EXERCISE OBJECTIVE =
Reproduce the material in full, exactly as written.

DATA TO USE =
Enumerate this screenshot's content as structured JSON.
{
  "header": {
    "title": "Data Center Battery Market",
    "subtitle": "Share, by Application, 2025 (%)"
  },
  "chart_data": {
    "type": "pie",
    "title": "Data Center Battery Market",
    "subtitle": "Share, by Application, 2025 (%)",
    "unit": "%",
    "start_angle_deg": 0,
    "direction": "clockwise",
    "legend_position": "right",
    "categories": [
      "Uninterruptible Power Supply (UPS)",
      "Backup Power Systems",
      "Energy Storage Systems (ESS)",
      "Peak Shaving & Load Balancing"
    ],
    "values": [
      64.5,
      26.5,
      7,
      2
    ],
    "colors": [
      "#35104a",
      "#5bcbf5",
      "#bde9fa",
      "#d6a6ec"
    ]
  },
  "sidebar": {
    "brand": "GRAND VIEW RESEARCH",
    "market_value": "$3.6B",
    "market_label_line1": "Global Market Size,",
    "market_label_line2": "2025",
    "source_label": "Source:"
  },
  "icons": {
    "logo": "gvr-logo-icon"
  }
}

PROBLEM SOLUTION =
Enumerate this screenshot's content as structured JSON.
{
  "header": {
    "title": "Data Center Battery Market",
    "subtitle": "Share, by Application, 2025 (%)"
  },
  "chart_data": {
    "type": "pie",
    "title": "Data Center Battery Market",
    "subtitle": "Share, by Application, 2025 (%)",
    "unit": "%",
    "start_angle_deg": 0,
    "direction": "clockwise",
    "legend_position": "right",
    "categories": [
      "Uninterruptible Power Supply (UPS)",
      "Backup Power Systems",
      "Energy Storage Systems (ESS)",
      "Peak Shaving & Load Balancing"
    ],
    "values": [
      64.5,
      26.5,
      7,
      2
    ],
    "colors": [
      "#35104a",
      "#5bcbf5",
      "#bde9fa",
      "#d6a6ec"
    ]
  },
  "sidebar": {
    "brand": "GRAND VIEW RESEARCH",
    "market_value": "$3.6B",
    "market_label_line1": "Global Market Size,",
    "market_label_line2": "2025",
    "source_label": "Source:"
  },
  "icons": {
    "logo": "gvr-logo-icon"
  }
}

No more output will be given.